:: Stored records ::
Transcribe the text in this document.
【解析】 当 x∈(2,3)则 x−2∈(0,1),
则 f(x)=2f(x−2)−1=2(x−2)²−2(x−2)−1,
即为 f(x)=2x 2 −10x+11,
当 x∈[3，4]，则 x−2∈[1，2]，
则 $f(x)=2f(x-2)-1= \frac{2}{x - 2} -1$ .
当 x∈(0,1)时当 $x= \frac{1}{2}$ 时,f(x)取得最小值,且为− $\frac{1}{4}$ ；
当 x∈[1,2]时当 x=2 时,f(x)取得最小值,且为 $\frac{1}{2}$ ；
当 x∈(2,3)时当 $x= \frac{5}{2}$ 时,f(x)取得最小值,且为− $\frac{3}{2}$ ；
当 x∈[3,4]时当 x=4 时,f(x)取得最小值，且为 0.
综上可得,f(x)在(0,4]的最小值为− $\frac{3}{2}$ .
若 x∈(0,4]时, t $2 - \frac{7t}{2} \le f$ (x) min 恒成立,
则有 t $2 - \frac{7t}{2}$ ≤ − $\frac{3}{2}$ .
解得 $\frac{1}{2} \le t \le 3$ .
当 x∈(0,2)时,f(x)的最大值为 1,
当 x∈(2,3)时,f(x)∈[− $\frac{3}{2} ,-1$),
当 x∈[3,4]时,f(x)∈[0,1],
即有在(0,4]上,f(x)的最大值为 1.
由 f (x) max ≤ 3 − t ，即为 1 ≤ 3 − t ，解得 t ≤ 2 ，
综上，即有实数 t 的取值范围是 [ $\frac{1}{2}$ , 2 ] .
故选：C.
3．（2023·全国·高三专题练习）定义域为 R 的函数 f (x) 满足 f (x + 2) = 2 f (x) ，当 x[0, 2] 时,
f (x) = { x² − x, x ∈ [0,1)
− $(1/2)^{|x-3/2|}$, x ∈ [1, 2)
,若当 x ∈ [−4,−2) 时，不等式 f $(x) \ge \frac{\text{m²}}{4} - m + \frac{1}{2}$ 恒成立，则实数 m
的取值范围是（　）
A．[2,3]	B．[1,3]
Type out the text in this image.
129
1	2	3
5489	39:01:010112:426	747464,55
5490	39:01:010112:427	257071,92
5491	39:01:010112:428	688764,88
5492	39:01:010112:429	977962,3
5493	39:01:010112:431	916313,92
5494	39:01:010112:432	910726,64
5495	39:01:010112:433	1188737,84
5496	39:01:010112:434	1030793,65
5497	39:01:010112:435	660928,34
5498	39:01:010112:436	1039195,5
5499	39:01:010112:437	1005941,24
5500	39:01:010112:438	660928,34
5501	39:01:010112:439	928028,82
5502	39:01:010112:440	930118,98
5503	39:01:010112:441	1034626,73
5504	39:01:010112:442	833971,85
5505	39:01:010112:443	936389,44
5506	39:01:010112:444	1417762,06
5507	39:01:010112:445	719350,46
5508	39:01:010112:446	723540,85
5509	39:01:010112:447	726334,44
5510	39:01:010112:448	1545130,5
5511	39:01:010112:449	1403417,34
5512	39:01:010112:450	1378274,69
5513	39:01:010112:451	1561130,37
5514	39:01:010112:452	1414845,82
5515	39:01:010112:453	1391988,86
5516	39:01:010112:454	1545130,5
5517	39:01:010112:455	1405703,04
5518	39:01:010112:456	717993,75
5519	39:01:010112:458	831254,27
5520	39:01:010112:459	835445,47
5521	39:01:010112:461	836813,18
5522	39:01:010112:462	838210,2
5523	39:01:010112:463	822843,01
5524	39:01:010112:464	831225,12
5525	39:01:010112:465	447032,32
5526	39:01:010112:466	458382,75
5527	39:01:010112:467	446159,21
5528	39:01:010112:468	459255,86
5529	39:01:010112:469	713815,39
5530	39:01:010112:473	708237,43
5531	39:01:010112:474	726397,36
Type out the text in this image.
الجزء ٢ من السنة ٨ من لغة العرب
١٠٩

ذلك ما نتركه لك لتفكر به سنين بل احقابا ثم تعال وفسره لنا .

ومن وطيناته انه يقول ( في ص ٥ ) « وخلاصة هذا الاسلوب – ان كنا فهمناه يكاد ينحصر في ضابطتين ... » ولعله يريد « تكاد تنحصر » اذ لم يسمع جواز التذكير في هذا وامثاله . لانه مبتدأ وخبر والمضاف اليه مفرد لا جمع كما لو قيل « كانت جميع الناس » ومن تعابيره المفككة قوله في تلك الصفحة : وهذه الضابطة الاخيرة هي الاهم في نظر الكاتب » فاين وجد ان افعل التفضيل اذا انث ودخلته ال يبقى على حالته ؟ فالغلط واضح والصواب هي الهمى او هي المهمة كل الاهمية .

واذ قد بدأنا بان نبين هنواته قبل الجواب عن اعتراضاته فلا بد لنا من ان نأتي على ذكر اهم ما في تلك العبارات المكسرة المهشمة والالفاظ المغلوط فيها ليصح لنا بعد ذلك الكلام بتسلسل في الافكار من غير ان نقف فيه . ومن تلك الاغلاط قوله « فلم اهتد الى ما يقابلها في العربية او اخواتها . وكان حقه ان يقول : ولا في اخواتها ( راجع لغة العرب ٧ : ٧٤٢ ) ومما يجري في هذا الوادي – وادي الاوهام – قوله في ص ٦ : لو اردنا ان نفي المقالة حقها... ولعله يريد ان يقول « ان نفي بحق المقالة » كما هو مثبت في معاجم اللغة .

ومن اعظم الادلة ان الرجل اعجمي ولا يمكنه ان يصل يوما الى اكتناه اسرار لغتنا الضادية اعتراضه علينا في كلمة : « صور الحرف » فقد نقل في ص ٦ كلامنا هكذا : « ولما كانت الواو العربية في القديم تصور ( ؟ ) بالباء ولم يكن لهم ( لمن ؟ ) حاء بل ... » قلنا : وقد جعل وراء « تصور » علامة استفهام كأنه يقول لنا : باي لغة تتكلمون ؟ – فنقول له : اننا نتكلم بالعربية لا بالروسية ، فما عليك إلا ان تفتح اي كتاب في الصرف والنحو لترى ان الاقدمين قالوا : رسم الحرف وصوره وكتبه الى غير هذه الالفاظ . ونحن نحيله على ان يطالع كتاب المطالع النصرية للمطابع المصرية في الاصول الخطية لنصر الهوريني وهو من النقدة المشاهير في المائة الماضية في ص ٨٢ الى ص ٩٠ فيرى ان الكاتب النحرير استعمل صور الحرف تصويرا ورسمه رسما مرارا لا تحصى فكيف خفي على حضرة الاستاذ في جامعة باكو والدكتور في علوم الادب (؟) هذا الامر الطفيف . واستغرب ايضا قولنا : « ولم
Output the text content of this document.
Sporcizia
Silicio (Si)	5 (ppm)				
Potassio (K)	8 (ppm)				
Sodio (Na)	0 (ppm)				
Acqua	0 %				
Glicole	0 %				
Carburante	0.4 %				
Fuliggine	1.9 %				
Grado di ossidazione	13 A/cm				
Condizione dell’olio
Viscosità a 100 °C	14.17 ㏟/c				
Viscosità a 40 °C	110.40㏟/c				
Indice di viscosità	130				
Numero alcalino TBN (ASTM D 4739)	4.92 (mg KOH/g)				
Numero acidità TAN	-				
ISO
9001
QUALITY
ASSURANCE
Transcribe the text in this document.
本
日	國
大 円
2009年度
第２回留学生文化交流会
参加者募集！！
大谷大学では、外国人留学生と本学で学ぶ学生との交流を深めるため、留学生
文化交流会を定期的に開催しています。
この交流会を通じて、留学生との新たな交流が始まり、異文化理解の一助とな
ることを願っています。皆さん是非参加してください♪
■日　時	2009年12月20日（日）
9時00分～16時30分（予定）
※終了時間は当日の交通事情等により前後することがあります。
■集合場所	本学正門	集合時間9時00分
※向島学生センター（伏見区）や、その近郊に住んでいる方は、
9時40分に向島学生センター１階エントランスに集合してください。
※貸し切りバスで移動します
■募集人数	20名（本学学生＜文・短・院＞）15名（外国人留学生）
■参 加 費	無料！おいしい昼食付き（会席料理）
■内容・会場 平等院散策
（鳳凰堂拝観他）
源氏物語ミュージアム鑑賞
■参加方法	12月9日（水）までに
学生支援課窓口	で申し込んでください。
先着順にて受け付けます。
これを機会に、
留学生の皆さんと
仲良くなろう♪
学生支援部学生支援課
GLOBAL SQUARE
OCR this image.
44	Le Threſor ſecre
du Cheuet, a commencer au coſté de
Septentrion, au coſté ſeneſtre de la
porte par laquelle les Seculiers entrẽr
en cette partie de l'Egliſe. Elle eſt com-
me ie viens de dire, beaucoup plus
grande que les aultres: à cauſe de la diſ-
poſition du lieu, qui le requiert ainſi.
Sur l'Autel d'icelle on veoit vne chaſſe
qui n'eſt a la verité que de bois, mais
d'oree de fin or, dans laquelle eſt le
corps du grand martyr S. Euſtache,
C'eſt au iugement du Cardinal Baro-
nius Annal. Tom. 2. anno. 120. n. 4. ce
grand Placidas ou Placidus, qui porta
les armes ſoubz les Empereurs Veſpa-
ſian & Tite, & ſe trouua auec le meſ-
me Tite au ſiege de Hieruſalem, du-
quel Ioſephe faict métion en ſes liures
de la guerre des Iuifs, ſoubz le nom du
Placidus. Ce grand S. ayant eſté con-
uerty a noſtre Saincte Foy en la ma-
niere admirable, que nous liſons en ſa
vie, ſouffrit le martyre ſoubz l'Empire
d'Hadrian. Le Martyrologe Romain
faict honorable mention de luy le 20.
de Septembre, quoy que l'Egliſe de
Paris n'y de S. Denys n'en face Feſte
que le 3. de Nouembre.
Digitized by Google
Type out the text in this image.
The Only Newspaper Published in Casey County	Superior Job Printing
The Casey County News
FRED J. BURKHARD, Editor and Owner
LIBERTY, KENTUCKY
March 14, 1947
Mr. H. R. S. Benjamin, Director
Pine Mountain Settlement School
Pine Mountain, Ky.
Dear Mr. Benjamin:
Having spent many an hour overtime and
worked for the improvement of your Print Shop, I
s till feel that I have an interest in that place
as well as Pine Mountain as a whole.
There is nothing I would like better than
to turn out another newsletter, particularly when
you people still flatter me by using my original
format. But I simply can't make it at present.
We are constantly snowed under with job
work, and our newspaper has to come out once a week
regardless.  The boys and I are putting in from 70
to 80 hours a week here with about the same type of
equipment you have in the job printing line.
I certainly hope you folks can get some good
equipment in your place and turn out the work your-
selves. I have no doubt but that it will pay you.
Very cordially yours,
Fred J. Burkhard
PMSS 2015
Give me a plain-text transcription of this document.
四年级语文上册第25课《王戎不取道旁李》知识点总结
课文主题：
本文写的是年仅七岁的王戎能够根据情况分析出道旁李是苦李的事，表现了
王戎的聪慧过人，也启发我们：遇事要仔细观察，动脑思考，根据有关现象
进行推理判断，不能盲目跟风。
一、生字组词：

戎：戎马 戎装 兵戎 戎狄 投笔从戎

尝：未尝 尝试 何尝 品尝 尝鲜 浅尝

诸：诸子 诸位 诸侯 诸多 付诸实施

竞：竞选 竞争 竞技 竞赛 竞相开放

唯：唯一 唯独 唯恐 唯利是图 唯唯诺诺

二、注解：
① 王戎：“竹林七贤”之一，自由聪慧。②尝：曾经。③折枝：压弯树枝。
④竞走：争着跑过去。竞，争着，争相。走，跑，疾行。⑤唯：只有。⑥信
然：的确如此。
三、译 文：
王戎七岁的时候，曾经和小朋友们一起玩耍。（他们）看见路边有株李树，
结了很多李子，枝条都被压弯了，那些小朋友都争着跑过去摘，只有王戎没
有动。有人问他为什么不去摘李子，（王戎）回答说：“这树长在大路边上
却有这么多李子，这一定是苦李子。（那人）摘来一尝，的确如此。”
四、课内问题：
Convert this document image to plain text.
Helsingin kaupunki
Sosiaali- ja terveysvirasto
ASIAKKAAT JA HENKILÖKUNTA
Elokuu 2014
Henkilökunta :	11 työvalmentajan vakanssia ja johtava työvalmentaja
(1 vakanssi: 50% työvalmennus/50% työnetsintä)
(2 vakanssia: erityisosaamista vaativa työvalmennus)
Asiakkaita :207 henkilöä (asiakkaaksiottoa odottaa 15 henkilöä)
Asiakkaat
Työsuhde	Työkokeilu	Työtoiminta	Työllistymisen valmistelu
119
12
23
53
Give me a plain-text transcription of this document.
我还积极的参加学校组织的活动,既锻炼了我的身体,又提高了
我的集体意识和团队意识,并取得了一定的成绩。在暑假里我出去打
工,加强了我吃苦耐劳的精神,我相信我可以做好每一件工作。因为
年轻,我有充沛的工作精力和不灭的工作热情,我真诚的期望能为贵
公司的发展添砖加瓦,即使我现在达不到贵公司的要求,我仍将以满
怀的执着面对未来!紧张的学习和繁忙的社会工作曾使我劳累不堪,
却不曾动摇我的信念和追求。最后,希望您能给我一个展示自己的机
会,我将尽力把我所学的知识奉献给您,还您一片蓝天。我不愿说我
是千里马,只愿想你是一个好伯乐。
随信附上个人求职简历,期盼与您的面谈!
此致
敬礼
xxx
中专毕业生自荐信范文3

:: Task to complete ::
From the records above, pick out and copy each line holding the word "equipment".

:: Task output ::
equipment you have in the job printing line.
equipment in your place and turn out the work your-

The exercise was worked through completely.